> _Reading passage_:
-*-

Key metrics when using gradient accumulation:
# Samples per second remains constant
samples_per_second = accum_freq × batch_size × world_size / batch_time

# Steps per epoch decreases
steps_per_epoch = num_samples / (batch_size × accum_freq × world_size)

# Total samples seen is unchanged
total_samples = steps × batch_size × accum_freq × world_size

Compatibility

Works With:

  • Mixed precision training (--precision amp)
  • Gradient checkpointing (--grad-checkpointing)
  • Local loss (--local-loss)
  • Gather with gradients (--gather-with-grad)
  • Distributed training (multi-GPU)

-*-

> _Given information_:
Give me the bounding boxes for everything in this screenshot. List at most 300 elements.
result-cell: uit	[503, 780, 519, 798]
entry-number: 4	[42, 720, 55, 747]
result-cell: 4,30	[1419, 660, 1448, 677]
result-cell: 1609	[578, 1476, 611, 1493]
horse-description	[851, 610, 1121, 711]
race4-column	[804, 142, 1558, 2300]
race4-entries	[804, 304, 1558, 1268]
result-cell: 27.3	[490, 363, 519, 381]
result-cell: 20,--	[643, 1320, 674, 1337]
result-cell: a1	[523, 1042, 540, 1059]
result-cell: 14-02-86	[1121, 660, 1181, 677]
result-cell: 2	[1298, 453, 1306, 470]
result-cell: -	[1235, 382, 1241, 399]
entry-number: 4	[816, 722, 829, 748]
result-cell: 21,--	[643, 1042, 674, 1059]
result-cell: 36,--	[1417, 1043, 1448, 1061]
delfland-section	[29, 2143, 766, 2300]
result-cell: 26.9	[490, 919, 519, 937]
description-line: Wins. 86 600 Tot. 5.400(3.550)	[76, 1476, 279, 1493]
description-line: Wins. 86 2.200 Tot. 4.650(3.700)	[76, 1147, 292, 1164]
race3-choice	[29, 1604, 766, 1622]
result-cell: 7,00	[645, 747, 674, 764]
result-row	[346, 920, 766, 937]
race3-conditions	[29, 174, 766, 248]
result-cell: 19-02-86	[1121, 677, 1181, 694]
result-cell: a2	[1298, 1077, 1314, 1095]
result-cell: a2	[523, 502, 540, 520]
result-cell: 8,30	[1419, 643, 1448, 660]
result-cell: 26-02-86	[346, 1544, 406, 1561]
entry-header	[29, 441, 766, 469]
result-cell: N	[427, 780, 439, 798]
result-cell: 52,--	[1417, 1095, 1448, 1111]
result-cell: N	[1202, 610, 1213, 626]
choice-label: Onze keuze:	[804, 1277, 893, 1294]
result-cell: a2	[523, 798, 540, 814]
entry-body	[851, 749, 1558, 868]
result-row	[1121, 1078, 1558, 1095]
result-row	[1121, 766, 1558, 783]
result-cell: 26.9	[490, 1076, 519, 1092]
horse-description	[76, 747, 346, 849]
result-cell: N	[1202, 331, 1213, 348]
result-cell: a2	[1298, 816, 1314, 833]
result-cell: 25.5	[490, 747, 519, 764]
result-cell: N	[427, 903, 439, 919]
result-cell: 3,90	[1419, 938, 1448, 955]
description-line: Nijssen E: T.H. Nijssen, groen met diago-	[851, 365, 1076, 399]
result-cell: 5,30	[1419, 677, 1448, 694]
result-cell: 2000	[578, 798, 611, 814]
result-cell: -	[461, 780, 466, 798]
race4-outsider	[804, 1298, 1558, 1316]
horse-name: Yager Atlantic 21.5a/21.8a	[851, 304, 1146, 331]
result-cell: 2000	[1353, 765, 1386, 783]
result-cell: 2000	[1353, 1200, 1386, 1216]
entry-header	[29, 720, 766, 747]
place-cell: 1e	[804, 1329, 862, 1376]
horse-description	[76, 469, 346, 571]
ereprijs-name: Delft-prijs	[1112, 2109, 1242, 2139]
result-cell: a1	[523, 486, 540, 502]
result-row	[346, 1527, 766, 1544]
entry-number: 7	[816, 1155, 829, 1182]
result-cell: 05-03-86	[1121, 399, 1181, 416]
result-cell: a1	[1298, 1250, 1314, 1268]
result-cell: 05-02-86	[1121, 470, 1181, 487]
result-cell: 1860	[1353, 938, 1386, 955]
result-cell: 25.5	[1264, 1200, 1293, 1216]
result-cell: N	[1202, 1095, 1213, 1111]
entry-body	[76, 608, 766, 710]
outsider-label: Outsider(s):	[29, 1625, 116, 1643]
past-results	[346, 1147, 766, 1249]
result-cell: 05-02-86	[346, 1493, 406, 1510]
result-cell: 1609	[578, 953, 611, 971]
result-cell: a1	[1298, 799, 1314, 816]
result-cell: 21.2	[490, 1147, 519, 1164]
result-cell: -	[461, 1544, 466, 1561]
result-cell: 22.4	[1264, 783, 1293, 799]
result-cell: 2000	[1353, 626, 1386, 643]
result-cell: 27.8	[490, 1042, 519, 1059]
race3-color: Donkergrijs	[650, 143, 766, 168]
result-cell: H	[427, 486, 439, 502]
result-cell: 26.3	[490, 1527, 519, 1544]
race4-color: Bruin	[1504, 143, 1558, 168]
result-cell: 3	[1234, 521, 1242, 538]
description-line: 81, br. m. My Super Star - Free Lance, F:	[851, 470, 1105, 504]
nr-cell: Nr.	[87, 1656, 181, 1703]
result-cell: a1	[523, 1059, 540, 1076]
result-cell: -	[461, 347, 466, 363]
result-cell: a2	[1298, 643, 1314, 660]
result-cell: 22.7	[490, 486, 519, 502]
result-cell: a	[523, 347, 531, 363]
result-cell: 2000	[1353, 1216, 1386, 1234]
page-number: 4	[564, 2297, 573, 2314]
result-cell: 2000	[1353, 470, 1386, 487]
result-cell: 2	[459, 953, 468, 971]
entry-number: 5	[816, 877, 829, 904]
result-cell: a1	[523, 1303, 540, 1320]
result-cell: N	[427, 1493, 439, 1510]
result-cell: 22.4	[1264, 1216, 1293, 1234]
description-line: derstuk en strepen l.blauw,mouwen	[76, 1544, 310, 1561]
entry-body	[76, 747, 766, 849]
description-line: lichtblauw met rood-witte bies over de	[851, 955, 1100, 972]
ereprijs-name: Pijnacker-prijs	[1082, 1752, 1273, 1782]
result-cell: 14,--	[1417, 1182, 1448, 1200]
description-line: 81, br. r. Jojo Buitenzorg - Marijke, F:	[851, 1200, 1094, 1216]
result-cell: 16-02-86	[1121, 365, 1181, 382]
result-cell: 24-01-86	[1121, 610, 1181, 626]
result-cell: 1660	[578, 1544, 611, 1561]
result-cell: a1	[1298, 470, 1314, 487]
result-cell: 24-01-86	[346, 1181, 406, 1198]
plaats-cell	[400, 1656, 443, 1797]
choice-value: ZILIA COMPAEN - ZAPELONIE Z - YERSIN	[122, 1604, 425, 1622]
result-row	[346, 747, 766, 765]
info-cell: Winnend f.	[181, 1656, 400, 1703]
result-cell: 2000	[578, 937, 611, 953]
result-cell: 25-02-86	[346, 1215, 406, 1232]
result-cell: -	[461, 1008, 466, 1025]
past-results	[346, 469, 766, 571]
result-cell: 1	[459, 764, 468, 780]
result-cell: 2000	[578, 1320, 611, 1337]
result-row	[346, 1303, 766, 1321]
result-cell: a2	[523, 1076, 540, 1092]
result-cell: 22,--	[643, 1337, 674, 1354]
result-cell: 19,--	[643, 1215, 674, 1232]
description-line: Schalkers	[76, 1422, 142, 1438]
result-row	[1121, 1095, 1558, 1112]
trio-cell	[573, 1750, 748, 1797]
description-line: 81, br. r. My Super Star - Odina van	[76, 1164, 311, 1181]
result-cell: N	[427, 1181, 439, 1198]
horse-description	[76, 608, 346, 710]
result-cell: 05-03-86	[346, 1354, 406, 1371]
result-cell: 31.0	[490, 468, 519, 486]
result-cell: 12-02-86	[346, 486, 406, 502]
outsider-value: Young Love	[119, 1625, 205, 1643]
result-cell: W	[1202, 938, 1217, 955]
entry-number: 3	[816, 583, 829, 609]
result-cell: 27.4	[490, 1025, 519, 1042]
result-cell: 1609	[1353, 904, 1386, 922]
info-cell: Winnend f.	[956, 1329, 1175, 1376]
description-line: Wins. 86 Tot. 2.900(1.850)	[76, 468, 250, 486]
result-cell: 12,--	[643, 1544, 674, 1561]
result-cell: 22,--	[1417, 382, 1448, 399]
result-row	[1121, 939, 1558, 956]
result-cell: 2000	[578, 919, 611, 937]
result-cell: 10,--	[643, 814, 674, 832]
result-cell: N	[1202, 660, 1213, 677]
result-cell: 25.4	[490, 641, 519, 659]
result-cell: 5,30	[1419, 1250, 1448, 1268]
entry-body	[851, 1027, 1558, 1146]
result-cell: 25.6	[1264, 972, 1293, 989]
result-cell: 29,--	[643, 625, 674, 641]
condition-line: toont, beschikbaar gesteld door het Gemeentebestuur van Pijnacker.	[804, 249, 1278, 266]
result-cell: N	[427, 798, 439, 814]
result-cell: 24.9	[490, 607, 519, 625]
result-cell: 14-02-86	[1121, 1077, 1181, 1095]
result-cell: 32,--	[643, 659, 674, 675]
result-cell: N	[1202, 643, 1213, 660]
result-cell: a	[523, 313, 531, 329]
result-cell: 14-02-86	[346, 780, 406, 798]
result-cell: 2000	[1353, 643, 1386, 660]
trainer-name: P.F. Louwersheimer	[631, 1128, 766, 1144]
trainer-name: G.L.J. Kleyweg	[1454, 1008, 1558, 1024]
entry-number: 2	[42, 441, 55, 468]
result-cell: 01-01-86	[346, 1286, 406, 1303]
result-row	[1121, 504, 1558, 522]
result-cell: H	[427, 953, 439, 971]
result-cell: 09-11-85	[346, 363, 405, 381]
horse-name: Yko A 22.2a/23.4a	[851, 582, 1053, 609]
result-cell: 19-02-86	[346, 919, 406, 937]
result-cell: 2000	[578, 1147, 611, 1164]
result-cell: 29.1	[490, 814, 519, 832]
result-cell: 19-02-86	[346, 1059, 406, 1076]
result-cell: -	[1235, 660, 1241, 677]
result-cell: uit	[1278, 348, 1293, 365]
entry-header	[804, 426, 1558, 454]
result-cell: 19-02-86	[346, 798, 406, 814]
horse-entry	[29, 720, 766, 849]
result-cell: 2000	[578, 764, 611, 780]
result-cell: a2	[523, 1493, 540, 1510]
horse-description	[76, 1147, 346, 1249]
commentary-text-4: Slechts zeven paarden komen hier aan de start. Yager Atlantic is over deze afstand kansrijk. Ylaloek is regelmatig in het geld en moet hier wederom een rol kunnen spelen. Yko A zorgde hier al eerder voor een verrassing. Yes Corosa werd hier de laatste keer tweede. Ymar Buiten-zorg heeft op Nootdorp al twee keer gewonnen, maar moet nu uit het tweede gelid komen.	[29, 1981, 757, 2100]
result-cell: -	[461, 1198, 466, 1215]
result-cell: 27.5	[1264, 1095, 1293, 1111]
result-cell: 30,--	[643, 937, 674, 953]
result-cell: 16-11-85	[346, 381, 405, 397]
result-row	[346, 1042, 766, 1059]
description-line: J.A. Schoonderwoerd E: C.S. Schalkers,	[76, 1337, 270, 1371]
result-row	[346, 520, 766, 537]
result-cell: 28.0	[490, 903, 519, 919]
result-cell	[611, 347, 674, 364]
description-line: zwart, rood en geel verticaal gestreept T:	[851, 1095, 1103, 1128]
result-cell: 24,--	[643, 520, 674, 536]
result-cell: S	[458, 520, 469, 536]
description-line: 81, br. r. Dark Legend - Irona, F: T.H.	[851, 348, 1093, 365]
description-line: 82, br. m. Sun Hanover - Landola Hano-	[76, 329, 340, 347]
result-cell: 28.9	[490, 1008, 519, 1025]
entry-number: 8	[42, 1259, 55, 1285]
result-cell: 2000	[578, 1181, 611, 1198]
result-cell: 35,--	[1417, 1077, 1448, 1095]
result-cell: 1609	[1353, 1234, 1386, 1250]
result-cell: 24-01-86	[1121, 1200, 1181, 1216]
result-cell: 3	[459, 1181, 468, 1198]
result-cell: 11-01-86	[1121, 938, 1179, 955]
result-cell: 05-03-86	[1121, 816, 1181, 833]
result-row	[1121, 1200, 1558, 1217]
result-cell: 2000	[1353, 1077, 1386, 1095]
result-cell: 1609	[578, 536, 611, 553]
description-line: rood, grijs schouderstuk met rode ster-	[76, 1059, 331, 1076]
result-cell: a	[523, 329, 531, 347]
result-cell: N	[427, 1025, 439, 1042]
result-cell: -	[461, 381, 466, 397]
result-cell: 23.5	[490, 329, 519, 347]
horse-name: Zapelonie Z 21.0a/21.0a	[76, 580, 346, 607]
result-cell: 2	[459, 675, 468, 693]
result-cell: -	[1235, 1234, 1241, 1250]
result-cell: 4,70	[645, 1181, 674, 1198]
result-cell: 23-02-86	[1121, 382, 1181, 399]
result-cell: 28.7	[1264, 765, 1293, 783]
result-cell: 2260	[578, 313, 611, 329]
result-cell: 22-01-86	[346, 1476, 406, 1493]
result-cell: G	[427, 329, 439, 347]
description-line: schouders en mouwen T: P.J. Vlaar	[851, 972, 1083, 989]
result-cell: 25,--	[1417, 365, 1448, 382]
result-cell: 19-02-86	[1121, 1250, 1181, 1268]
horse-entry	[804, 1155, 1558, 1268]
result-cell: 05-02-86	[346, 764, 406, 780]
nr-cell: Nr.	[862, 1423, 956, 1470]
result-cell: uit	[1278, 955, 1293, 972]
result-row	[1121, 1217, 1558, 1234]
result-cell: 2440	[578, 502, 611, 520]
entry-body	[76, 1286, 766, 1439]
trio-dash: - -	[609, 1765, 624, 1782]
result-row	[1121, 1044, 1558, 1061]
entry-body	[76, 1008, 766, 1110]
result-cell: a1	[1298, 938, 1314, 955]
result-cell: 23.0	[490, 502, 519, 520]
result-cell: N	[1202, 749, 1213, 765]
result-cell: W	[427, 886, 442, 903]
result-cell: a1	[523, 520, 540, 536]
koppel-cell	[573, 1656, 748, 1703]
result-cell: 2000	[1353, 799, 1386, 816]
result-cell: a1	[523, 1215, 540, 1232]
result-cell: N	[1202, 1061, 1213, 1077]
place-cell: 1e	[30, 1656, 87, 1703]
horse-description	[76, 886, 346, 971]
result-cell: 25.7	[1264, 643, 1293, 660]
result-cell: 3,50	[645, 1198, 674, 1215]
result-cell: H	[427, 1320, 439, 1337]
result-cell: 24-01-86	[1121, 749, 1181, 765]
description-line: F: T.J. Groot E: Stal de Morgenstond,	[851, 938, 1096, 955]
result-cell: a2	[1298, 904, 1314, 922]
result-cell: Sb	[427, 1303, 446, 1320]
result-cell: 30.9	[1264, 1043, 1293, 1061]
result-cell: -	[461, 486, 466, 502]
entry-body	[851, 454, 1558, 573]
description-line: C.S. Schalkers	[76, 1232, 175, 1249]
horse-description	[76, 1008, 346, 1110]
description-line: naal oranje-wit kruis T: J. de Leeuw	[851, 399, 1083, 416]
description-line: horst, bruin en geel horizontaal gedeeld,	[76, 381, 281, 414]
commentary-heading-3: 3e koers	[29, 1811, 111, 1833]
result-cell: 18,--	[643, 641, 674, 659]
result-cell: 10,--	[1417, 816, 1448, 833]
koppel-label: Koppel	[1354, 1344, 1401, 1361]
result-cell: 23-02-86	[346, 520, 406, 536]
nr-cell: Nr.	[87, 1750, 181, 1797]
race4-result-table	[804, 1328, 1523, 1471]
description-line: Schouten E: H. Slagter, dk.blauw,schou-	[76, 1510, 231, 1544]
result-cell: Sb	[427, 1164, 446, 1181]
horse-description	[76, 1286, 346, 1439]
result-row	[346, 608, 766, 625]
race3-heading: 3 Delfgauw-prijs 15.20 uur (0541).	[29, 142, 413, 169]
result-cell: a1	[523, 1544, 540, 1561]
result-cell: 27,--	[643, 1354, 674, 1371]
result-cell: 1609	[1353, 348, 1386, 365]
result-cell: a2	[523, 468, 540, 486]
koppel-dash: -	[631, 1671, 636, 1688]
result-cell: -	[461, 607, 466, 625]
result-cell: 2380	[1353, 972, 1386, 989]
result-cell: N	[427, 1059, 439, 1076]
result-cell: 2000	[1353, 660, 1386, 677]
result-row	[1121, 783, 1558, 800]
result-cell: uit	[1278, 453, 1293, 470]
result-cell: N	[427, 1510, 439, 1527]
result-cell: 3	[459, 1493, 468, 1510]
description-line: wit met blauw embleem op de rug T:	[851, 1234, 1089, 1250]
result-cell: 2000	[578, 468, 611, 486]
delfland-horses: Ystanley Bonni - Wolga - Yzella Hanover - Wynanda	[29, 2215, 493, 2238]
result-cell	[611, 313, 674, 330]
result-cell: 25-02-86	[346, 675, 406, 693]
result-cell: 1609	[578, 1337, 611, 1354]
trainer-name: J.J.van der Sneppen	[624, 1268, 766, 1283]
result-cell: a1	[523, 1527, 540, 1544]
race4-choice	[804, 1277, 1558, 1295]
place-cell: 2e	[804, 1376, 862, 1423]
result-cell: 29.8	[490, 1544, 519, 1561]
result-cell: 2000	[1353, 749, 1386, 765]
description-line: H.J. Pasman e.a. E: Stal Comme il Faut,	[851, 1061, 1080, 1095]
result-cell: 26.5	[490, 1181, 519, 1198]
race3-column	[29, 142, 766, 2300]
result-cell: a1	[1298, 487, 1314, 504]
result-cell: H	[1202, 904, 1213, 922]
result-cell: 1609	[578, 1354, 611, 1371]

-*-

> _What you will do_:
1) Answer these questions from the gradient accumulation text, one line each:
(a) What happens to the number of steps per epoch?
(b) Which metric is said to remain constant?
(c) What flag is given for gather with gradients?
2) Set down everything in the gradient accumulation text from "# Steps per" down to "Local loss (--local-loss)", copying it word for word.

> _Solutions per task_:
1)
(a) It decreases.
(b) Samples per second.
(c) --gather-with-grad

2)
# Steps per epoch decreases
steps_per_epoch = num_samples / (batch_size × accum_freq × world_size)

# Total samples seen is unchanged
total_samples = steps × batch_size × accum_freq × world_size

Compatibility

Works With:

  • Mixed precision training (--precision amp)
  • Gradient checkpointing (--grad-checkpointing)
  • Local loss (--local-loss)